(Figure collection entries)
──────
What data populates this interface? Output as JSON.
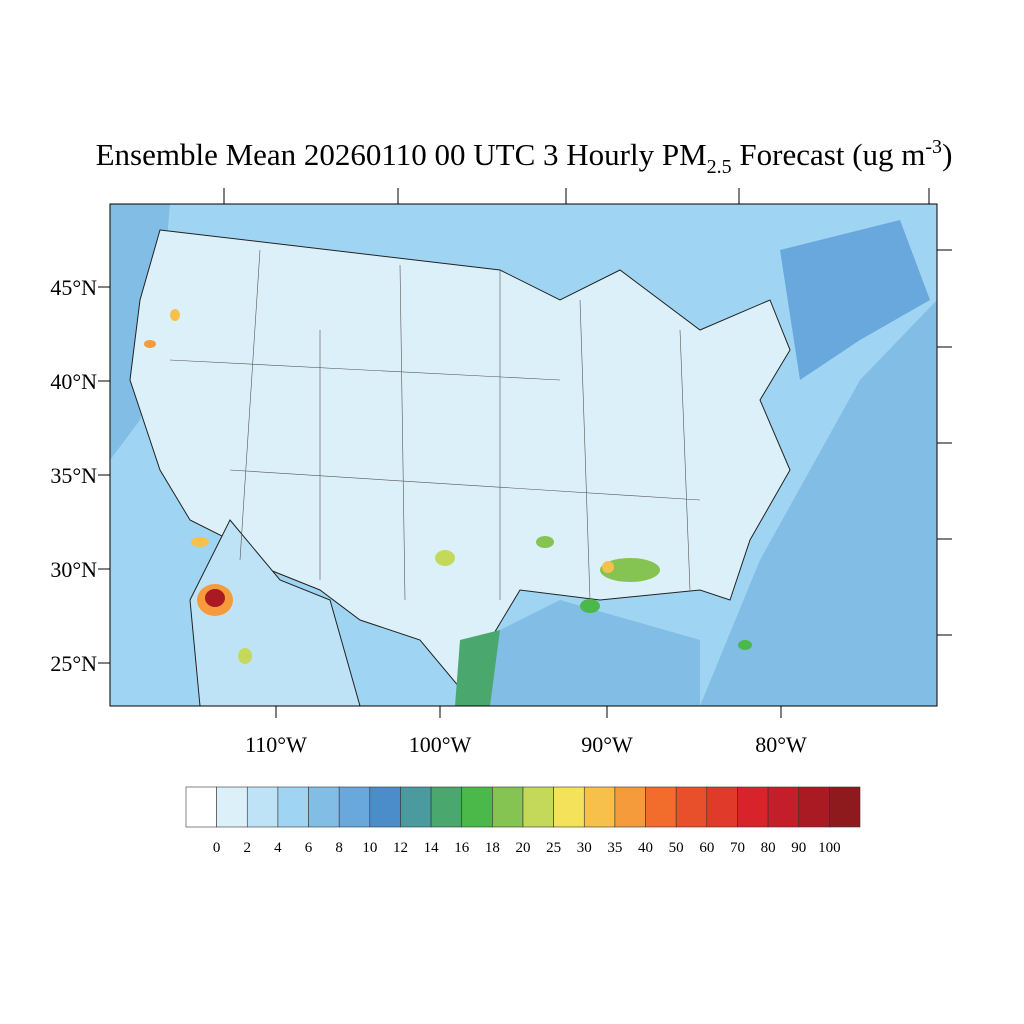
{
  "title": {
    "main": "Ensemble Mean 20260110 00 UTC 3 Hourly PM",
    "subscript": "2.5",
    "middle": " Forecast (ug m",
    "superscript": "-3",
    "end": ")"
  },
  "map": {
    "lat_labels": [
      "45°N",
      "40°N",
      "35°N",
      "30°N",
      "25°N"
    ],
    "lon_labels": [
      "110°W",
      "100°W",
      "90°W",
      "80°W"
    ]
  },
  "colorbar": {
    "levels": [
      0,
      2,
      4,
      6,
      8,
      10,
      12,
      14,
      16,
      18,
      20,
      25,
      30,
      35,
      40,
      50,
      60,
      70,
      80,
      90,
      100
    ],
    "colors": [
      "#ffffff",
      "#dcf0fa",
      "#bfe3f6",
      "#9fd5f2",
      "#82bde5",
      "#69a8dc",
      "#4b8dcb",
      "#4a9aa0",
      "#4aa86f",
      "#4bb84a",
      "#85c452",
      "#c4d95a",
      "#f4e35a",
      "#f7c04a",
      "#f59b3c",
      "#f26c2c",
      "#e8502c",
      "#e03a2a",
      "#d8232a",
      "#c41e2a",
      "#aa1a22",
      "#8f1a1e"
    ]
  }
}
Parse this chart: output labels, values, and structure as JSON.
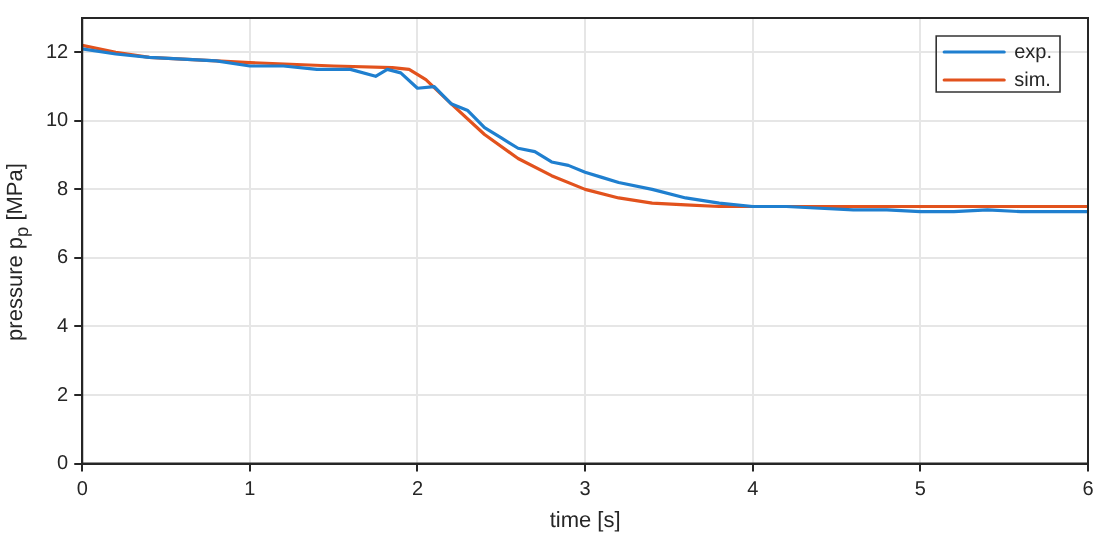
{
  "chart_data": {
    "type": "line",
    "xlabel": "time [s]",
    "ylabel": "pressure  p$_{p}$ [MPa]",
    "xlim": [
      0,
      6
    ],
    "ylim": [
      0,
      13
    ],
    "xticks": [
      0,
      1,
      2,
      3,
      4,
      5,
      6
    ],
    "yticks": [
      0,
      2,
      4,
      6,
      8,
      10,
      12
    ],
    "grid": true,
    "legend": "top right",
    "marker": "none",
    "line_style": "solid",
    "series": [
      {
        "name": "exp.",
        "color": "#1f7fcf",
        "x": [
          0,
          0.2,
          0.4,
          0.6,
          0.8,
          1.0,
          1.2,
          1.4,
          1.6,
          1.75,
          1.82,
          1.9,
          2.0,
          2.1,
          2.2,
          2.3,
          2.4,
          2.5,
          2.6,
          2.7,
          2.8,
          2.9,
          3.0,
          3.1,
          3.2,
          3.4,
          3.6,
          3.8,
          4.0,
          4.2,
          4.4,
          4.6,
          4.8,
          5.0,
          5.2,
          5.4,
          5.6,
          5.8,
          6.0
        ],
        "values": [
          12.1,
          11.95,
          11.85,
          11.8,
          11.75,
          11.6,
          11.6,
          11.5,
          11.5,
          11.3,
          11.5,
          11.4,
          10.95,
          11.0,
          10.5,
          10.3,
          9.8,
          9.5,
          9.2,
          9.1,
          8.8,
          8.7,
          8.5,
          8.35,
          8.2,
          8.0,
          7.75,
          7.6,
          7.5,
          7.5,
          7.45,
          7.4,
          7.4,
          7.35,
          7.35,
          7.4,
          7.35,
          7.35,
          7.35
        ]
      },
      {
        "name": "sim.",
        "color": "#e2521d",
        "x": [
          0,
          0.2,
          0.4,
          1.0,
          1.5,
          1.85,
          1.95,
          2.05,
          2.2,
          2.4,
          2.6,
          2.8,
          3.0,
          3.2,
          3.4,
          3.6,
          3.8,
          4.0,
          5.0,
          6.0
        ],
        "values": [
          12.2,
          12.0,
          11.85,
          11.7,
          11.6,
          11.55,
          11.5,
          11.2,
          10.5,
          9.6,
          8.9,
          8.4,
          8.0,
          7.75,
          7.6,
          7.55,
          7.5,
          7.5,
          7.5,
          7.5
        ]
      }
    ]
  }
}
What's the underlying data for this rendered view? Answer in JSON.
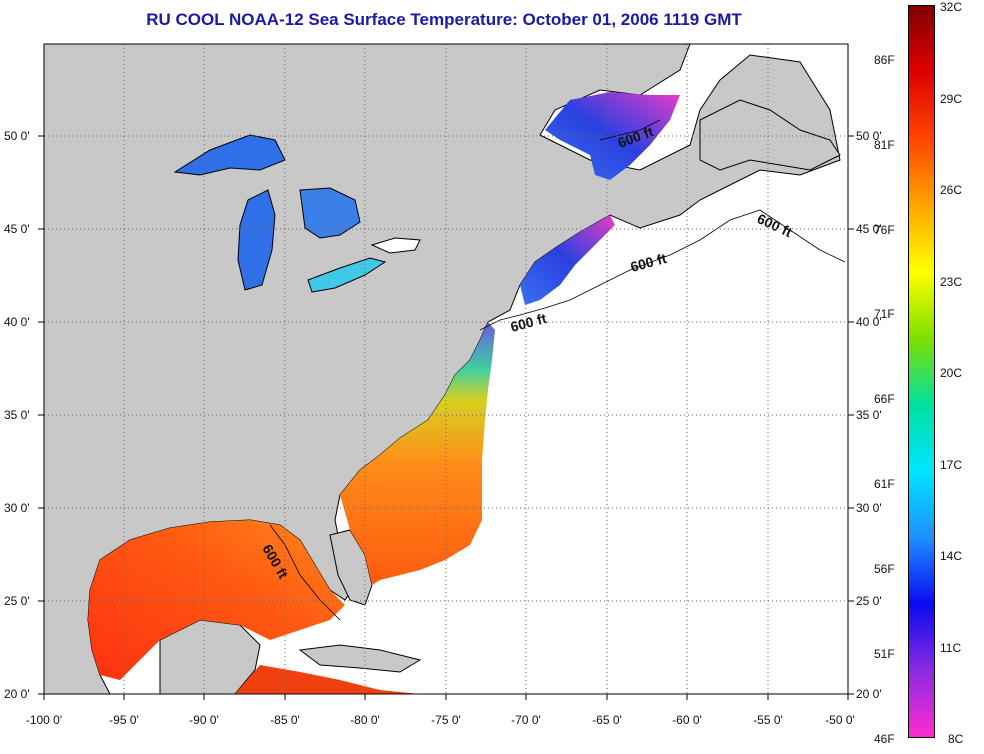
{
  "title": "RU COOL  NOAA-12  Sea Surface Temperature:  October 01, 2006 1119 GMT",
  "longitude_labels": [
    "-100 0'",
    "-95 0'",
    "-90 0'",
    "-85 0'",
    "-80 0'",
    "-75 0'",
    "-70 0'",
    "-65 0'",
    "-60 0'",
    "-55 0'",
    "-50 0'"
  ],
  "latitude_labels": [
    "50 0'",
    "45 0'",
    "40 0'",
    "35 0'",
    "30 0'",
    "25 0'",
    "20 0'"
  ],
  "contour_label": "600 ft",
  "colorbar": {
    "fahrenheit_labels": [
      "86F",
      "81F",
      "76F",
      "71F",
      "66F",
      "61F",
      "56F",
      "51F",
      "46F"
    ],
    "celsius_labels": [
      "32C",
      "29C",
      "26C",
      "23C",
      "20C",
      "17C",
      "14C",
      "11C",
      "8C"
    ],
    "colors": [
      "#ff2bd0",
      "#8a2be2",
      "#0a0af0",
      "#1e90ff",
      "#00e5ff",
      "#00e0a0",
      "#7ee000",
      "#ffff00",
      "#ffa500",
      "#ff4500",
      "#e00000",
      "#800000"
    ]
  },
  "colors": {
    "land": "#c8c8c8",
    "ocean_no_data": "#ffffff",
    "title": "#1a1aa8",
    "gulf_sst": "#f43a12",
    "lake_sst": "#2f6fe8"
  }
}
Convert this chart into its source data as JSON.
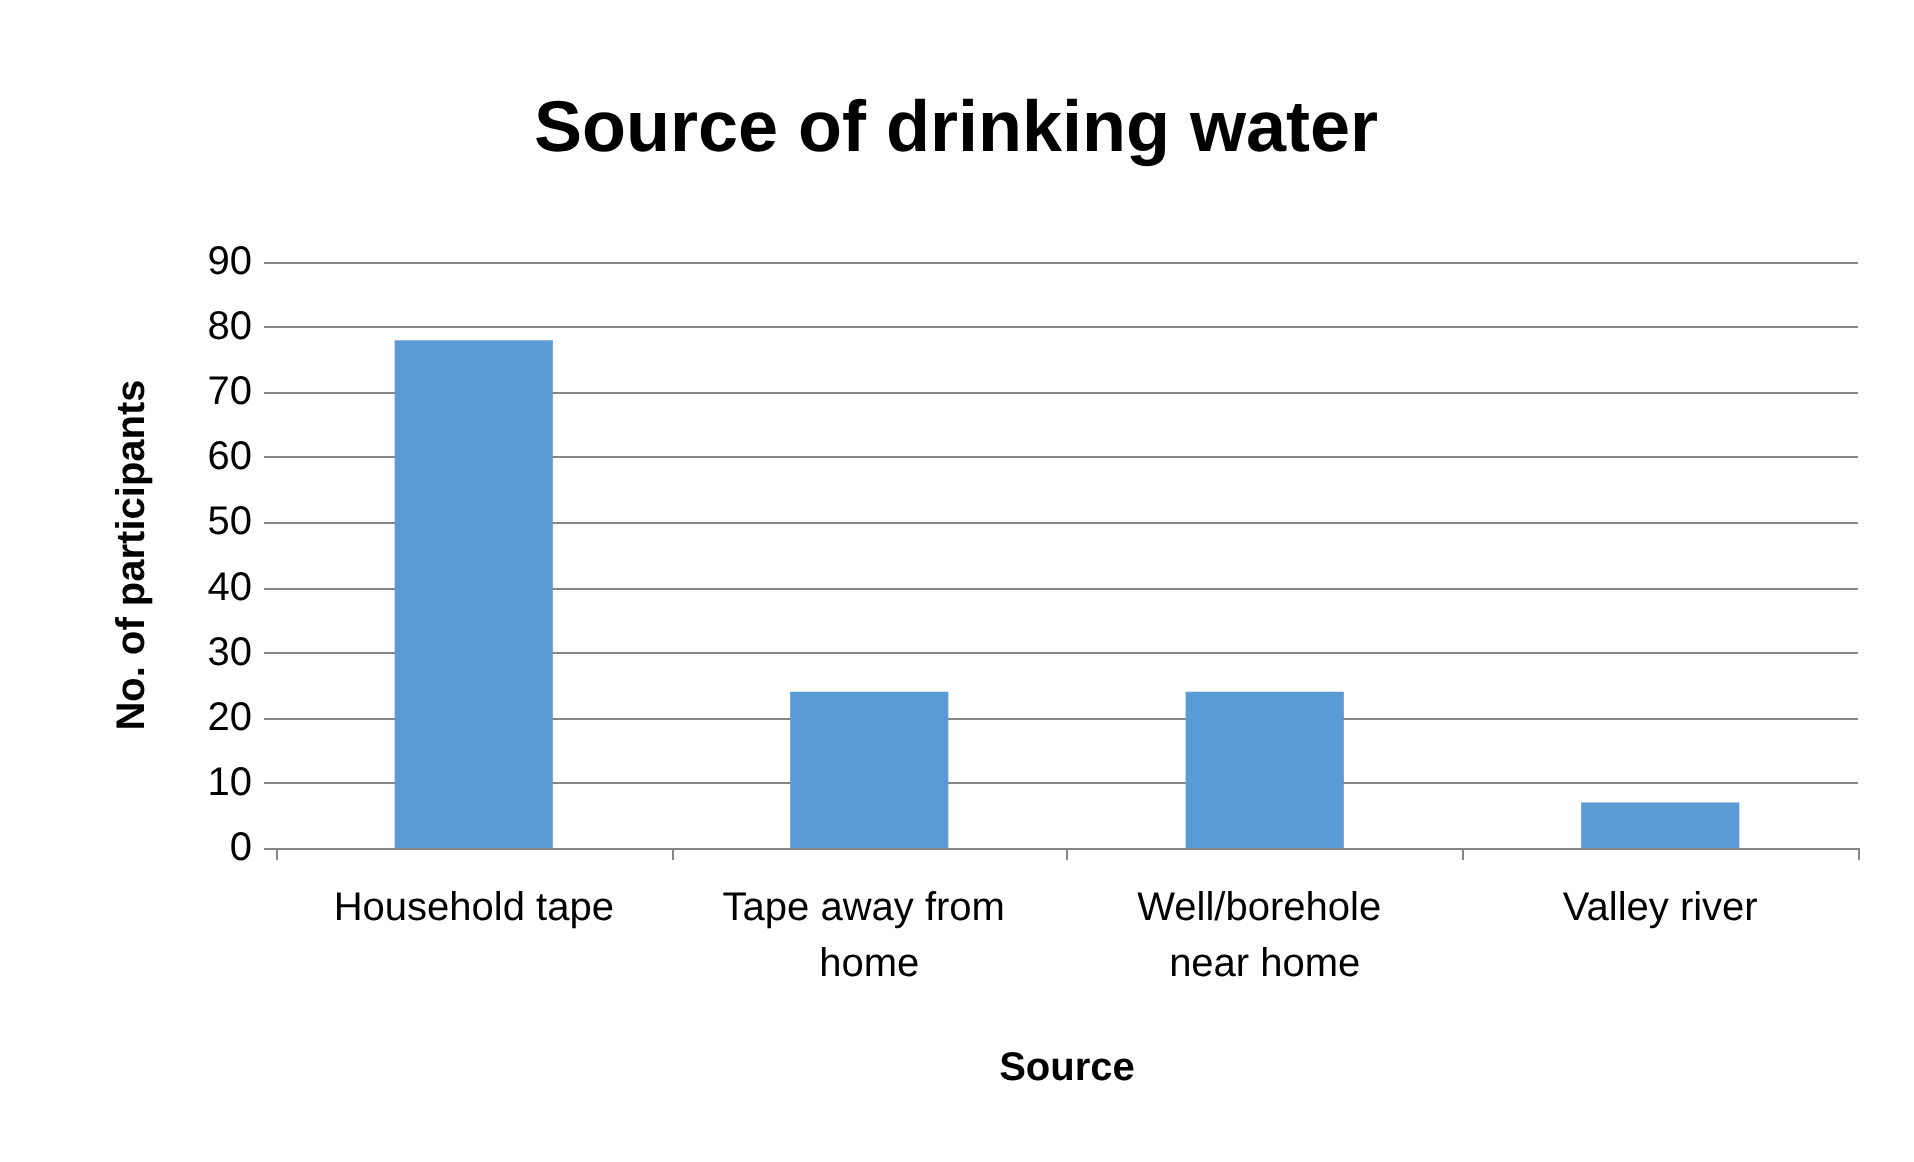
{
  "chart_data": {
    "type": "bar",
    "title": "Source of drinking water",
    "xlabel": "Source",
    "ylabel": "No. of participants",
    "categories": [
      "Household tape",
      "Tape away from home",
      "Well/borehole near home",
      "Valley river"
    ],
    "series": [
      {
        "color": "#5b9bd5",
        "values": [
          78,
          24,
          24,
          7
        ]
      }
    ],
    "ylim": [
      0,
      90
    ],
    "yticks": [
      0,
      10,
      20,
      30,
      40,
      50,
      60,
      70,
      80,
      90
    ],
    "grid": "y"
  }
}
──────
• [Exercise instructions]
Every line is to be duplicated exactly, though pictures stay out.

• [Answer]
What data populates this interface? Output as JSON.
{
  "title": {
    "main": "Ensemble Mean 20260110 00 UTC 3 Hourly PM",
    "subscript": "2.5",
    "middle": " Forecast (ug m",
    "superscript": "-3",
    "end": ")"
  },
  "map": {
    "lat_labels": [
      "45°N",
      "40°N",
      "35°N",
      "30°N",
      "25°N"
    ],
    "lon_labels": [
      "110°W",
      "100°W",
      "90°W",
      "80°W"
    ]
  },
  "colorbar": {
    "levels": [
      0,
      2,
      4,
      6,
      8,
      10,
      12,
      14,
      16,
      18,
      20,
      25,
      30,
      35,
      40,
      50,
      60,
      70,
      80,
      90,
      100
    ],
    "colors": [
      "#ffffff",
      "#dcf0fa",
      "#bfe3f6",
      "#9fd5f2",
      "#82bde5",
      "#69a8dc",
      "#4b8dcb",
      "#4a9aa0",
      "#4aa86f",
      "#4bb84a",
      "#85c452",
      "#c4d95a",
      "#f4e35a",
      "#f7c04a",
      "#f59b3c",
      "#f26c2c",
      "#e8502c",
      "#e03a2a",
      "#d8232a",
      "#c41e2a",
      "#aa1a22",
      "#8f1a1e"
    ]
  }
}
Parse this chart: output labels, values, and structure as JSON.
{
  "chart_data": {
    "type": "line",
    "xlabel": "time [s]",
    "ylabel": "pressure  p$_{p}$ [MPa]",
    "xlim": [
      0,
      6
    ],
    "ylim": [
      0,
      13
    ],
    "xticks": [
      0,
      1,
      2,
      3,
      4,
      5,
      6
    ],
    "yticks": [
      0,
      2,
      4,
      6,
      8,
      10,
      12
    ],
    "grid": true,
    "legend": "top right",
    "marker": "none",
    "line_style": "solid",
    "series": [
      {
        "name": "exp.",
        "color": "#1f7fcf",
        "x": [
          0,
          0.2,
          0.4,
          0.6,
          0.8,
          1.0,
          1.2,
          1.4,
          1.6,
          1.75,
          1.82,
          1.9,
          2.0,
          2.1,
          2.2,
          2.3,
          2.4,
          2.5,
          2.6,
          2.7,
          2.8,
          2.9,
          3.0,
          3.1,
          3.2,
          3.4,
          3.6,
          3.8,
          4.0,
          4.2,
          4.4,
          4.6,
          4.8,
          5.0,
          5.2,
          5.4,
          5.6,
          5.8,
          6.0
        ],
        "values": [
          12.1,
          11.95,
          11.85,
          11.8,
          11.75,
          11.6,
          11.6,
          11.5,
          11.5,
          11.3,
          11.5,
          11.4,
          10.95,
          11.0,
          10.5,
          10.3,
          9.8,
          9.5,
          9.2,
          9.1,
          8.8,
          8.7,
          8.5,
          8.35,
          8.2,
          8.0,
          7.75,
          7.6,
          7.5,
          7.5,
          7.45,
          7.4,
          7.4,
          7.35,
          7.35,
          7.4,
          7.35,
          7.35,
          7.35
        ]
      },
      {
        "name": "sim.",
        "color": "#e2521d",
        "x": [
          0,
          0.2,
          0.4,
          1.0,
          1.5,
          1.85,
          1.95,
          2.05,
          2.2,
          2.4,
          2.6,
          2.8,
          3.0,
          3.2,
          3.4,
          3.6,
          3.8,
          4.0,
          5.0,
          6.0
        ],
        "values": [
          12.2,
          12.0,
          11.85,
          11.7,
          11.6,
          11.55,
          11.5,
          11.2,
          10.5,
          9.6,
          8.9,
          8.4,
          8.0,
          7.75,
          7.6,
          7.55,
          7.5,
          7.5,
          7.5,
          7.5
        ]
      }
    ]
  }
}
What's the underlying data for this rendered view? Answer in JSON.
{
  "title": "RU COOL  NOAA-12  Sea Surface Temperature:  October 01, 2006 1119 GMT",
  "longitude_labels": [
    "-100 0'",
    "-95 0'",
    "-90 0'",
    "-85 0'",
    "-80 0'",
    "-75 0'",
    "-70 0'",
    "-65 0'",
    "-60 0'",
    "-55 0'",
    "-50 0'"
  ],
  "latitude_labels": [
    "50 0'",
    "45 0'",
    "40 0'",
    "35 0'",
    "30 0'",
    "25 0'",
    "20 0'"
  ],
  "contour_label": "600 ft",
  "colorbar": {
    "fahrenheit_labels": [
      "86F",
      "81F",
      "76F",
      "71F",
      "66F",
      "61F",
      "56F",
      "51F",
      "46F"
    ],
    "celsius_labels": [
      "32C",
      "29C",
      "26C",
      "23C",
      "20C",
      "17C",
      "14C",
      "11C",
      "8C"
    ],
    "colors": [
      "#ff2bd0",
      "#8a2be2",
      "#0a0af0",
      "#1e90ff",
      "#00e5ff",
      "#00e0a0",
      "#7ee000",
      "#ffff00",
      "#ffa500",
      "#ff4500",
      "#e00000",
      "#800000"
    ]
  },
  "colors": {
    "land": "#c8c8c8",
    "ocean_no_data": "#ffffff",
    "title": "#1a1aa8",
    "gulf_sst": "#f43a12",
    "lake_sst": "#2f6fe8"
  }
}
Convert this chart into its source data as JSON.
{
  "chart_data": {
    "type": "bar",
    "title": "Source of drinking water",
    "xlabel": "Source",
    "ylabel": "No. of participants",
    "categories": [
      "Household tape",
      "Tape away from home",
      "Well/borehole near home",
      "Valley river"
    ],
    "series": [
      {
        "color": "#5b9bd5",
        "values": [
          78,
          24,
          24,
          7
        ]
      }
    ],
    "ylim": [
      0,
      90
    ],
    "yticks": [
      0,
      10,
      20,
      30,
      40,
      50,
      60,
      70,
      80,
      90
    ],
    "grid": "y"
  }
}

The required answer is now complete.